_WHAT YOU ARE ASKED TO DO_
Could every line of the data be printed exactly as it reads?

|---|

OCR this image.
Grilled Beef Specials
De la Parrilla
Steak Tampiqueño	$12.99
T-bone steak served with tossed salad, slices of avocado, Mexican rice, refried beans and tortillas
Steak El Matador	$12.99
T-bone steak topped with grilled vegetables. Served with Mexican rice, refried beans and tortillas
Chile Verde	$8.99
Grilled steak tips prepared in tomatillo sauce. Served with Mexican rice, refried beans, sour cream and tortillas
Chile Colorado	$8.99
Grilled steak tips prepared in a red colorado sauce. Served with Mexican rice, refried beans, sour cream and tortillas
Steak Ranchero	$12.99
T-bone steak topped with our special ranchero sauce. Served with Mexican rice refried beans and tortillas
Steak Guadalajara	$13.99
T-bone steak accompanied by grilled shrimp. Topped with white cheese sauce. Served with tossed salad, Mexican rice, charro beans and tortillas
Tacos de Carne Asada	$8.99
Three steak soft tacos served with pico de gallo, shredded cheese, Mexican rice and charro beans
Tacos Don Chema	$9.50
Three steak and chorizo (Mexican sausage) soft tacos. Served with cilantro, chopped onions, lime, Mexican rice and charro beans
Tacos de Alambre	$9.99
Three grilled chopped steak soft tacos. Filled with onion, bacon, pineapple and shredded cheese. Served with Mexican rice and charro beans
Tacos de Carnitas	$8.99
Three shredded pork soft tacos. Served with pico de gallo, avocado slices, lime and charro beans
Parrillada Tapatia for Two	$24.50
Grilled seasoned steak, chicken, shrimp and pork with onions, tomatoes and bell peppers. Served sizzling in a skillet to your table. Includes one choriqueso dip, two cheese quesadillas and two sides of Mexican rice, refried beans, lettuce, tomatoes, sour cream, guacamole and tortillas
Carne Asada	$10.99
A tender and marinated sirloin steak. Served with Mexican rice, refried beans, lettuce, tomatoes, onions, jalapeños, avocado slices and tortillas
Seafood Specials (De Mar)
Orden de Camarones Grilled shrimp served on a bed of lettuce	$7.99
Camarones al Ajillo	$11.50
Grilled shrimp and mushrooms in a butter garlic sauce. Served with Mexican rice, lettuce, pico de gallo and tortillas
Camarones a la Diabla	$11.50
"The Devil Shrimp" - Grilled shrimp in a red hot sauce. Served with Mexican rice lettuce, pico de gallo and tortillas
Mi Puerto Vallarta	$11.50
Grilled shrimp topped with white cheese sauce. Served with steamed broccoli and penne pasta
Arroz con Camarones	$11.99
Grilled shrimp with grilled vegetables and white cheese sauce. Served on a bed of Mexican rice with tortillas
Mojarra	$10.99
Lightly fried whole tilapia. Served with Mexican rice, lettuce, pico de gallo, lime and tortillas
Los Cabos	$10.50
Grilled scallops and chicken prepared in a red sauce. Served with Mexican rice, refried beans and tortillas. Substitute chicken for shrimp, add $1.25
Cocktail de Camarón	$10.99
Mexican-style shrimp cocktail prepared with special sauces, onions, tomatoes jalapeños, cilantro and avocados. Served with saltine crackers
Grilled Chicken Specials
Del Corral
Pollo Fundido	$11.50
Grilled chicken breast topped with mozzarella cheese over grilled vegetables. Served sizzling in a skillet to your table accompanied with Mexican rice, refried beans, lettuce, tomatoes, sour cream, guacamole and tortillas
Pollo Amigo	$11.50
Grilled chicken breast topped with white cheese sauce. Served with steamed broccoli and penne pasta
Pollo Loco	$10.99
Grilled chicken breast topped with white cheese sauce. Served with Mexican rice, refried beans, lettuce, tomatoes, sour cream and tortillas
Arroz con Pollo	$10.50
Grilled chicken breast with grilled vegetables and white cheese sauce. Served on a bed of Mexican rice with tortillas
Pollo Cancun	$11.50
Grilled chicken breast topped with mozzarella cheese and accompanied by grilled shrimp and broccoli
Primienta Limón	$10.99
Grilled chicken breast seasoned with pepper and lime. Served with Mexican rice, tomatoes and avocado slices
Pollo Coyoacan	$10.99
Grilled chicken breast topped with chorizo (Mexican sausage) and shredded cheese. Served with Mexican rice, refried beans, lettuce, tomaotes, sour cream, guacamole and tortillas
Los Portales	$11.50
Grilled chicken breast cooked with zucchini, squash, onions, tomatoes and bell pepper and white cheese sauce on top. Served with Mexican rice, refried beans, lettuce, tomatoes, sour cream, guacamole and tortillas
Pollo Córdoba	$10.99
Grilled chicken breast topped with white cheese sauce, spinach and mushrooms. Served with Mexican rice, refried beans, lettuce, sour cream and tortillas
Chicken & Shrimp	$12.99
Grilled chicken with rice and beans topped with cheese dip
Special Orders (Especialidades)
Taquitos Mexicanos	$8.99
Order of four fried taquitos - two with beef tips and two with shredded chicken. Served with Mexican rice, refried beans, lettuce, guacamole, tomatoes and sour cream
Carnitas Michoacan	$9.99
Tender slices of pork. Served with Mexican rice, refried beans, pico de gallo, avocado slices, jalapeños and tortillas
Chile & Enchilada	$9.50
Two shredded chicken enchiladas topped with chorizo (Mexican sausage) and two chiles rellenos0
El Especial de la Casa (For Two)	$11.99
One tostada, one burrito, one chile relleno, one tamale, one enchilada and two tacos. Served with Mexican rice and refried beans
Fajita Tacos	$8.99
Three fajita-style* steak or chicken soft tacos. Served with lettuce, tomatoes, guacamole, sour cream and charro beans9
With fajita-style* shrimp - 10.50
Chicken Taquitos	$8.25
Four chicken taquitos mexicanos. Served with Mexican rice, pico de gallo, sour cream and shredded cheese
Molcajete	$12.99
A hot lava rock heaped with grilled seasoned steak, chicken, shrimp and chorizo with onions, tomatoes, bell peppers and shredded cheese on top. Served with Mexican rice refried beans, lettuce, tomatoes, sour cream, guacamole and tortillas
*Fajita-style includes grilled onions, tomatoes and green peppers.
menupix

|---|

_REPLY TO THE TASK_
OCR this image.
Grilled Beef Specials
De la Parrilla
Steak Tampiqueño	$12.99
T-bone steak served with tossed salad, slices of avocado, Mexican rice, refried beans and tortillas
Steak El Matador	$12.99
T-bone steak topped with grilled vegetables. Served with Mexican rice, refried beans and tortillas
Chile Verde	$8.99
Grilled steak tips prepared in tomatillo sauce. Served with Mexican rice, refried beans, sour cream and tortillas
Chile Colorado	$8.99
Grilled steak tips prepared in a red colorado sauce. Served with Mexican rice, refried beans, sour cream and tortillas
Steak Ranchero	$12.99
T-bone steak topped with our special ranchero sauce. Served with Mexican rice refried beans and tortillas
Steak Guadalajara	$13.99
T-bone steak accompanied by grilled shrimp. Topped with white cheese sauce. Served with tossed salad, Mexican rice, charro beans and tortillas
Tacos de Carne Asada	$8.99
Three steak soft tacos served with pico de gallo, shredded cheese, Mexican rice and charro beans
Tacos Don Chema	$9.50
Three steak and chorizo (Mexican sausage) soft tacos. Served with cilantro, chopped onions, lime, Mexican rice and charro beans
Tacos de Alambre	$9.99
Three grilled chopped steak soft tacos. Filled with onion, bacon, pineapple and shredded cheese. Served with Mexican rice and charro beans
Tacos de Carnitas	$8.99
Three shredded pork soft tacos. Served with pico de gallo, avocado slices, lime and charro beans
Parrillada Tapatia for Two	$24.50
Grilled seasoned steak, chicken, shrimp and pork with onions, tomatoes and bell peppers. Served sizzling in a skillet to your table. Includes one choriqueso dip, two cheese quesadillas and two sides of Mexican rice, refried beans, lettuce, tomatoes, sour cream, guacamole and tortillas
Carne Asada	$10.99
A tender and marinated sirloin steak. Served with Mexican rice, refried beans, lettuce, tomatoes, onions, jalapeños, avocado slices and tortillas
Seafood Specials (De Mar)
Orden de Camarones Grilled shrimp served on a bed of lettuce	$7.99
Camarones al Ajillo	$11.50
Grilled shrimp and mushrooms in a butter garlic sauce. Served with Mexican rice, lettuce, pico de gallo and tortillas
Camarones a la Diabla	$11.50
"The Devil Shrimp" - Grilled shrimp in a red hot sauce. Served with Mexican rice lettuce, pico de gallo and tortillas
Mi Puerto Vallarta	$11.50
Grilled shrimp topped with white cheese sauce. Served with steamed broccoli and penne pasta
Arroz con Camarones	$11.99
Grilled shrimp with grilled vegetables and white cheese sauce. Served on a bed of Mexican rice with tortillas
Mojarra	$10.99
Lightly fried whole tilapia. Served with Mexican rice, lettuce, pico de gallo, lime and tortillas
Los Cabos	$10.50
Grilled scallops and chicken prepared in a red sauce. Served with Mexican rice, refried beans and tortillas. Substitute chicken for shrimp, add $1.25
Cocktail de Camarón	$10.99
Mexican-style shrimp cocktail prepared with special sauces, onions, tomatoes jalapeños, cilantro and avocados. Served with saltine crackers
Grilled Chicken Specials
Del Corral
Pollo Fundido	$11.50
Grilled chicken breast topped with mozzarella cheese over grilled vegetables. Served sizzling in a skillet to your table accompanied with Mexican rice, refried beans, lettuce, tomatoes, sour cream, guacamole and tortillas
Pollo Amigo	$11.50
Grilled chicken breast topped with white cheese sauce. Served with steamed broccoli and penne pasta
Pollo Loco	$10.99
Grilled chicken breast topped with white cheese sauce. Served with Mexican rice, refried beans, lettuce, tomatoes, sour cream and tortillas
Arroz con Pollo	$10.50
Grilled chicken breast with grilled vegetables and white cheese sauce. Served on a bed of Mexican rice with tortillas
Pollo Cancun	$11.50
Grilled chicken breast topped with mozzarella cheese and accompanied by grilled shrimp and broccoli
Primienta Limón	$10.99
Grilled chicken breast seasoned with pepper and lime. Served with Mexican rice, tomatoes and avocado slices
Pollo Coyoacan	$10.99
Grilled chicken breast topped with chorizo (Mexican sausage) and shredded cheese. Served with Mexican rice, refried beans, lettuce, tomaotes, sour cream, guacamole and tortillas
Los Portales	$11.50
Grilled chicken breast cooked with zucchini, squash, onions, tomatoes and bell pepper and white cheese sauce on top. Served with Mexican rice, refried beans, lettuce, tomatoes, sour cream, guacamole and tortillas
Pollo Córdoba	$10.99
Grilled chicken breast topped with white cheese sauce, spinach and mushrooms. Served with Mexican rice, refried beans, lettuce, sour cream and tortillas
Chicken & Shrimp	$12.99
Grilled chicken with rice and beans topped with cheese dip
Special Orders (Especialidades)
Taquitos Mexicanos	$8.99
Order of four fried taquitos - two with beef tips and two with shredded chicken. Served with Mexican rice, refried beans, lettuce, guacamole, tomatoes and sour cream
Carnitas Michoacan	$9.99
Tender slices of pork. Served with Mexican rice, refried beans, pico de gallo, avocado slices, jalapeños and tortillas
Chile & Enchilada	$9.50
Two shredded chicken enchiladas topped with chorizo (Mexican sausage) and two chiles rellenos0
El Especial de la Casa (For Two)	$11.99
One tostada, one burrito, one chile relleno, one tamale, one enchilada and two tacos. Served with Mexican rice and refried beans
Fajita Tacos	$8.99
Three fajita-style* steak or chicken soft tacos. Served with lettuce, tomatoes, guacamole, sour cream and charro beans9
With fajita-style* shrimp - 10.50
Chicken Taquitos	$8.25
Four chicken taquitos mexicanos. Served with Mexican rice, pico de gallo, sour cream and shredded cheese
Molcajete	$12.99
A hot lava rock heaped with grilled seasoned steak, chicken, shrimp and chorizo with onions, tomatoes, bell peppers and shredded cheese on top. Served with Mexican rice refried beans, lettuce, tomatoes, sour cream, guacamole and tortillas
*Fajita-style includes grilled onions, tomatoes and green peppers.
menupix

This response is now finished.